begin

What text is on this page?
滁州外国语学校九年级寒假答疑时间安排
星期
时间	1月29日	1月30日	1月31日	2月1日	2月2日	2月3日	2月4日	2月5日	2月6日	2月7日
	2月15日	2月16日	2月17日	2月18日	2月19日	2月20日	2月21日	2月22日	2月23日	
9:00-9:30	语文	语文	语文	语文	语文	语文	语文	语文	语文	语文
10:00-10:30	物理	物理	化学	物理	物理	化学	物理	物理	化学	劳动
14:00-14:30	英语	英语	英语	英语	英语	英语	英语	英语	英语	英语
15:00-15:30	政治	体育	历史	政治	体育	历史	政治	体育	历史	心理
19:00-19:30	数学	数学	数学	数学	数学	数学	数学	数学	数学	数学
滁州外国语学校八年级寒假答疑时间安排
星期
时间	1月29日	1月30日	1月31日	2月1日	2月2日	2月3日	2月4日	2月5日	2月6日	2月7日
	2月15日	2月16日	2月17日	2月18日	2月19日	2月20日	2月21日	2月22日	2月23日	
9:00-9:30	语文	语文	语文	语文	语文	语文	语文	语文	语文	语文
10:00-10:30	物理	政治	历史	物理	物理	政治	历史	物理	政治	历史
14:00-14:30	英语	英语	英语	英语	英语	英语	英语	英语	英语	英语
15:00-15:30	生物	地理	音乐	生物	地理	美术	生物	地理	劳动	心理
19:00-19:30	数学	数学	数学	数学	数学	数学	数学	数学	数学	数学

end

Stated task: Set down the entries verbatim, leaving none out.

Task output:
What text is on this page?
滁州外国语学校九年级寒假答疑时间安排
星期
时间	1月29日	1月30日	1月31日	2月1日	2月2日	2月3日	2月4日	2月5日	2月6日	2月7日
	2月15日	2月16日	2月17日	2月18日	2月19日	2月20日	2月21日	2月22日	2月23日	
9:00-9:30	语文	语文	语文	语文	语文	语文	语文	语文	语文	语文
10:00-10:30	物理	物理	化学	物理	物理	化学	物理	物理	化学	劳动
14:00-14:30	英语	英语	英语	英语	英语	英语	英语	英语	英语	英语
15:00-15:30	政治	体育	历史	政治	体育	历史	政治	体育	历史	心理
19:00-19:30	数学	数学	数学	数学	数学	数学	数学	数学	数学	数学
滁州外国语学校八年级寒假答疑时间安排
星期
时间	1月29日	1月30日	1月31日	2月1日	2月2日	2月3日	2月4日	2月5日	2月6日	2月7日
	2月15日	2月16日	2月17日	2月18日	2月19日	2月20日	2月21日	2月22日	2月23日	
9:00-9:30	语文	语文	语文	语文	语文	语文	语文	语文	语文	语文
10:00-10:30	物理	政治	历史	物理	物理	政治	历史	物理	政治	历史
14:00-14:30	英语	英语	英语	英语	英语	英语	英语	英语	英语	英语
15:00-15:30	生物	地理	音乐	生物	地理	美术	生物	地理	劳动	心理
19:00-19:30	数学	数学	数学	数学	数学	数学	数学	数学	数学	数学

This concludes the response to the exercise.